Search the records that follow and extract every line containing the string "this".
---
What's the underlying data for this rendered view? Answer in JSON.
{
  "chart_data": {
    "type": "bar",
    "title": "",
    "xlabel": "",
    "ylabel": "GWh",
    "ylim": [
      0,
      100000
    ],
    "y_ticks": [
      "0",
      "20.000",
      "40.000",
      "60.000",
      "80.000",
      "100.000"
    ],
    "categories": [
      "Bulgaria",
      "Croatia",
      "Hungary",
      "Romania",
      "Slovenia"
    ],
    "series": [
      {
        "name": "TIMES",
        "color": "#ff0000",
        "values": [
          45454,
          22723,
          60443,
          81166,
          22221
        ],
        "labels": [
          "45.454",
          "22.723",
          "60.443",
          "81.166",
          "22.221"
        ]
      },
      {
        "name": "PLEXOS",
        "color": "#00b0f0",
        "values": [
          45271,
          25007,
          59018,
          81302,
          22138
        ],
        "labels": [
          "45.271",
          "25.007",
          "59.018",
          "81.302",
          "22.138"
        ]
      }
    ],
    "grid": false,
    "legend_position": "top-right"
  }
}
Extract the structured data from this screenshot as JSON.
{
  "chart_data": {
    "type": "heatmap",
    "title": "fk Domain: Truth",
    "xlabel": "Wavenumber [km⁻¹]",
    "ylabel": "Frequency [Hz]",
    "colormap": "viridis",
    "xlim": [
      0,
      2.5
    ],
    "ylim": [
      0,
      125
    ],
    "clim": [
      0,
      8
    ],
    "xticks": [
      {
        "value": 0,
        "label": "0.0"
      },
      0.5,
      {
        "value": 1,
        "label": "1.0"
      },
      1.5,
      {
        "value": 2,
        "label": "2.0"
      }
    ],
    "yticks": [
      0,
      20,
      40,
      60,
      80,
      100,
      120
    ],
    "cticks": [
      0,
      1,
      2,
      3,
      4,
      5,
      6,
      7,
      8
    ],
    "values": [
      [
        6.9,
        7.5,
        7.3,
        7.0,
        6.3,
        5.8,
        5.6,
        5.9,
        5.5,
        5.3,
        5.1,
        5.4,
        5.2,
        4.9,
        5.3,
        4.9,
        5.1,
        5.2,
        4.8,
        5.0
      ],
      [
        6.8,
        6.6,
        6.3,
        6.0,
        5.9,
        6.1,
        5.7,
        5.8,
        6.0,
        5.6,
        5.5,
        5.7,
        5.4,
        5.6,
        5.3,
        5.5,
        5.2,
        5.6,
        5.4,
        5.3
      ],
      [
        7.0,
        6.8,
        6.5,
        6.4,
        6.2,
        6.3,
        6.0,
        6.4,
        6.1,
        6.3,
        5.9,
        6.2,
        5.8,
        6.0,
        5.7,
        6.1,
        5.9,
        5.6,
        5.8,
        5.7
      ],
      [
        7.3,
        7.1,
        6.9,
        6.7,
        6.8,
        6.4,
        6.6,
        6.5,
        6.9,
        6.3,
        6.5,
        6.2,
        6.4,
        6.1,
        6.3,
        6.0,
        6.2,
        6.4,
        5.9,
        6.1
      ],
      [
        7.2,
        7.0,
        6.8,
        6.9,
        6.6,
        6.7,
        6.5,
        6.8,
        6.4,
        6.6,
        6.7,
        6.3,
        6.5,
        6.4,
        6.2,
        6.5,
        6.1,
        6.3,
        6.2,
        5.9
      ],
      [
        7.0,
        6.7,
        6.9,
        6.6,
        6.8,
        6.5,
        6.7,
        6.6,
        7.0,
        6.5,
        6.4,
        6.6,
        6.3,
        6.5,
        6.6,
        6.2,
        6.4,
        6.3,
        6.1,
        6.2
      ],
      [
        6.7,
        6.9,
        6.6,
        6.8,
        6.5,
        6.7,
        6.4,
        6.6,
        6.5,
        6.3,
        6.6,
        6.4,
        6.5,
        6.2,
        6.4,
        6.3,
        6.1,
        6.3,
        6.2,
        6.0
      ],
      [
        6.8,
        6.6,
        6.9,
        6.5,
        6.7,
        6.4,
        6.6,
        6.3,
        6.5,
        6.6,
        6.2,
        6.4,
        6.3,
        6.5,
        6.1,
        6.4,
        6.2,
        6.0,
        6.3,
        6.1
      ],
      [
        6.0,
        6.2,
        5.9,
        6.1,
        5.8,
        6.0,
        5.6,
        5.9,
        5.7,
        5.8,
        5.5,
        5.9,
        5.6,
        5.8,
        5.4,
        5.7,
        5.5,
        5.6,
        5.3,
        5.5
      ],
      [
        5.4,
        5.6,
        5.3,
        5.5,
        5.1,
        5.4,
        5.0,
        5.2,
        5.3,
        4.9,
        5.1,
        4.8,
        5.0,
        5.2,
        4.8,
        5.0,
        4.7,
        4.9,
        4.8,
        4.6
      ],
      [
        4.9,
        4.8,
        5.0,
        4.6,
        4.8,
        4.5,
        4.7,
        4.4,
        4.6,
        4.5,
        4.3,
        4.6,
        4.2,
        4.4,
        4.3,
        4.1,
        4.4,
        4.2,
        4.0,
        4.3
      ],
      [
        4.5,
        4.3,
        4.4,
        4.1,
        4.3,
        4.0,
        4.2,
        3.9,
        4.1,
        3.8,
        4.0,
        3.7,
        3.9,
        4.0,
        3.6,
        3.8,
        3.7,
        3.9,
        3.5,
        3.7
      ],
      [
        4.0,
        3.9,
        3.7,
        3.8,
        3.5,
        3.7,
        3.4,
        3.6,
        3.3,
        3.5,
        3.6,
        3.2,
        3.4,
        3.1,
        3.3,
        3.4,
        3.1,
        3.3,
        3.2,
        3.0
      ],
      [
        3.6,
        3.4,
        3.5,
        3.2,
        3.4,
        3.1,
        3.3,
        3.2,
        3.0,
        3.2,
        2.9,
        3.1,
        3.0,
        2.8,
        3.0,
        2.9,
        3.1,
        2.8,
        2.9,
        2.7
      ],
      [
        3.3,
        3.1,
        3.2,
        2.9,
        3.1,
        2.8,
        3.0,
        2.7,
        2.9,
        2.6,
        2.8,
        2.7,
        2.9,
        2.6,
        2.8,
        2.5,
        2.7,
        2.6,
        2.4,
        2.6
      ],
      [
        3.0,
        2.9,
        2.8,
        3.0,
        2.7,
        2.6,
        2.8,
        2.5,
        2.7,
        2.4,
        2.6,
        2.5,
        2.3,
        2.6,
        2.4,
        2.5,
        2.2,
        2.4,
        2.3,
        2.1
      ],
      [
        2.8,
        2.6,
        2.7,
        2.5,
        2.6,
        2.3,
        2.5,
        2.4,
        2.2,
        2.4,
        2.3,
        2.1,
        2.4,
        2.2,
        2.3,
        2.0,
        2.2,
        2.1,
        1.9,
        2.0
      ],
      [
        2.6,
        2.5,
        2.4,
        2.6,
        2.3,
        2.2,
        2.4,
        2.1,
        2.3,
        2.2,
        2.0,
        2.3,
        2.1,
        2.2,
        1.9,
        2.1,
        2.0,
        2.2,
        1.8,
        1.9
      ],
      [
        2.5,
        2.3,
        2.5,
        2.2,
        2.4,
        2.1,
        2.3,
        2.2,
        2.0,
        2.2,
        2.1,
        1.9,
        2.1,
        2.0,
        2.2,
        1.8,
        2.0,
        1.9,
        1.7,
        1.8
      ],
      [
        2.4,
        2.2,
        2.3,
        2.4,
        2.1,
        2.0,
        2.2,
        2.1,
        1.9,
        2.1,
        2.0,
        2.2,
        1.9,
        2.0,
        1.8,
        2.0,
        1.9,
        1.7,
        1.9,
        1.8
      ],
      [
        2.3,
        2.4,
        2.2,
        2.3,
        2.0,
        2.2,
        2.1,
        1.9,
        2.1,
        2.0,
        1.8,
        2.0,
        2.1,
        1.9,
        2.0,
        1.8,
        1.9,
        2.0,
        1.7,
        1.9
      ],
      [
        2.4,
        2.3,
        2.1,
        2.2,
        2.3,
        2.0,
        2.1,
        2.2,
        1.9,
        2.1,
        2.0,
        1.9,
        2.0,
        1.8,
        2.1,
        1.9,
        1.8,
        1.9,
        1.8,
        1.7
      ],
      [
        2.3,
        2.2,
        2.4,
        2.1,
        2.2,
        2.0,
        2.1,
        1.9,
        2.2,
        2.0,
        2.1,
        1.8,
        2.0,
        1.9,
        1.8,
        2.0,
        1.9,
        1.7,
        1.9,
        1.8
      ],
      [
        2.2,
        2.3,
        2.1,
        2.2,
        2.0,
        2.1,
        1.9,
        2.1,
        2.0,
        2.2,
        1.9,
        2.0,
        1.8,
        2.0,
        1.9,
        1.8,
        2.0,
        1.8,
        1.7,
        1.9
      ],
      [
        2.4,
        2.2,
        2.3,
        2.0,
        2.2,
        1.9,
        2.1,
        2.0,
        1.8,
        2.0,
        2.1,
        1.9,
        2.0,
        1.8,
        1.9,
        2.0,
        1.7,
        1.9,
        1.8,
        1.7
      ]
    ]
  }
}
---
#### [The output]
What's the underlying data for this rendered view? Answer in JSON.
Extract the structured data from this screenshot as JSON.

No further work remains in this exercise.